[Begin MATERIALS PROVIDED]

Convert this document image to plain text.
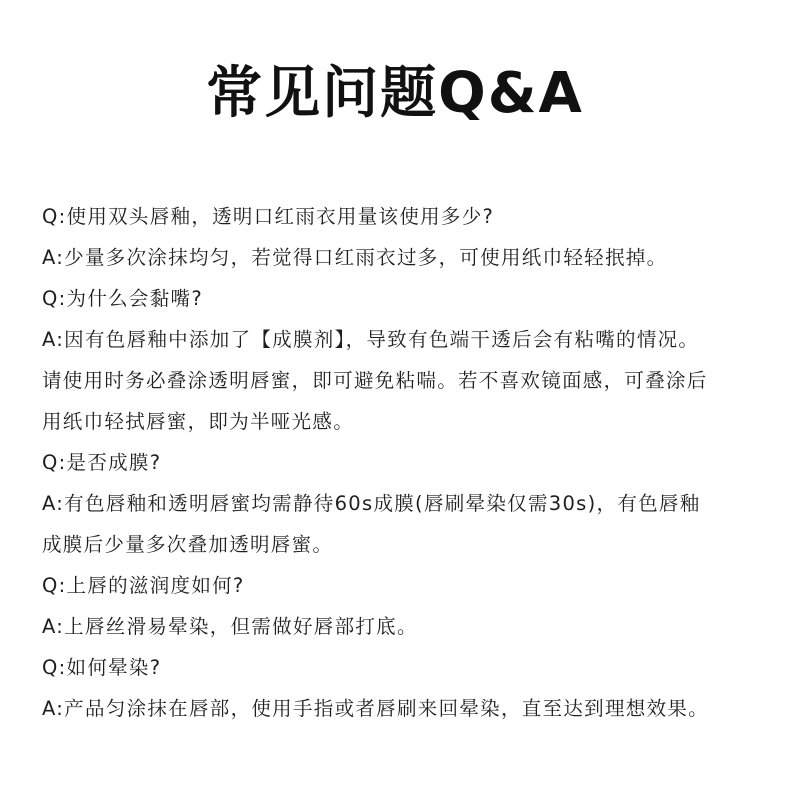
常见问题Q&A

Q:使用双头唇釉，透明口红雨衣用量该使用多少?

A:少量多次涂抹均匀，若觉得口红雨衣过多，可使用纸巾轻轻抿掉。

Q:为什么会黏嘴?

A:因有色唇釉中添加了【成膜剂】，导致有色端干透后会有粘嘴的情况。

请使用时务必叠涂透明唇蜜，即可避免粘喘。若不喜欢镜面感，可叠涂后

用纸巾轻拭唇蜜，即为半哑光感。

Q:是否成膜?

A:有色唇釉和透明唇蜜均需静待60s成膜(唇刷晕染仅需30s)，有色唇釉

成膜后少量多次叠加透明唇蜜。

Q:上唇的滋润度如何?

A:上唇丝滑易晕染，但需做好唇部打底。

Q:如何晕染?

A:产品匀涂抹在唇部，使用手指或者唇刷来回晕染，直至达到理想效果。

[End MATERIALS PROVIDED]
[Begin MATERIALS PROVIDED]

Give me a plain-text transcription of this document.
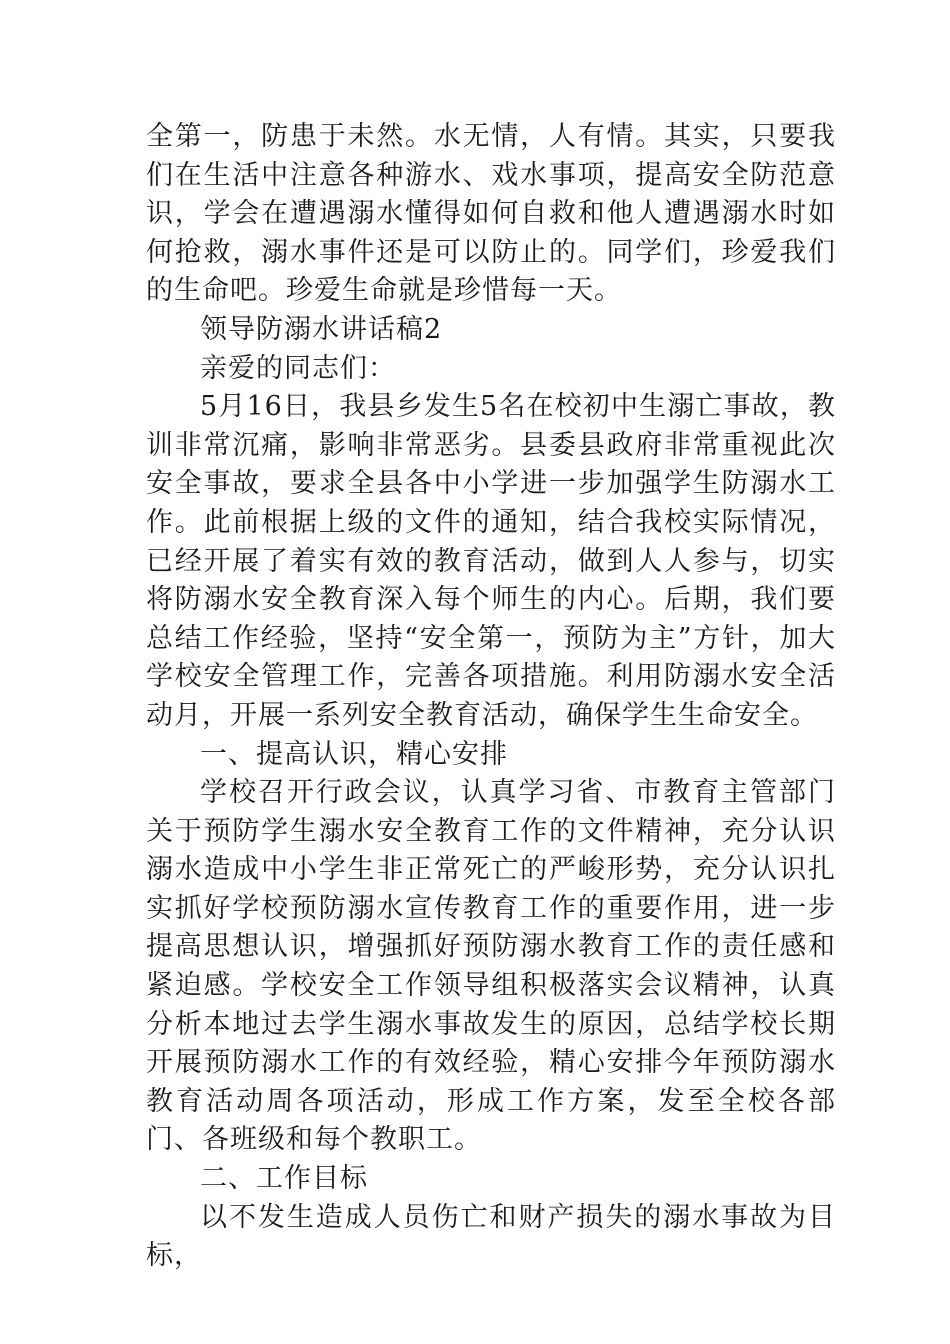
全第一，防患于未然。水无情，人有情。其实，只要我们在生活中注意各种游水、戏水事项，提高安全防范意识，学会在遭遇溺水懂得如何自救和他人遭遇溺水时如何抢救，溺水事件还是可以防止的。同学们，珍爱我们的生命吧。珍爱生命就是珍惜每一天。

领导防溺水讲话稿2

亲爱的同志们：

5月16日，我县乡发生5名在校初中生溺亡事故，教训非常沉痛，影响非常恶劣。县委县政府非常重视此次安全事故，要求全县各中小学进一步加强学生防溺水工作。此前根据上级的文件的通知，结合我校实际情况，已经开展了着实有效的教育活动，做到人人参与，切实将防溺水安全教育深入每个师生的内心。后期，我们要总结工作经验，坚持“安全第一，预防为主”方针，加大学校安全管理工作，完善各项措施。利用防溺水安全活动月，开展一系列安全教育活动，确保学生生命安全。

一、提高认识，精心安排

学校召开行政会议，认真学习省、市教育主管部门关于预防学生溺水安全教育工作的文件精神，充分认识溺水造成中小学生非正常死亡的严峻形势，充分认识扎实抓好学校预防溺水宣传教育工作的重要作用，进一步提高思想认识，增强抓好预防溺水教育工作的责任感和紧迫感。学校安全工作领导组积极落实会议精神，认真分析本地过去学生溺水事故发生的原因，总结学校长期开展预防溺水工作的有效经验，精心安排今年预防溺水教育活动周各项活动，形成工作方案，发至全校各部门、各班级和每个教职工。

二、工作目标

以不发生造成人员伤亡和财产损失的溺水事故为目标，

[End MATERIALS PROVIDED]

▶ SET PROBLEM:
Check every line of the listing for the string "document" and report how many lines have it, as a number alone.

▶ WRITTEN ANSWER:
2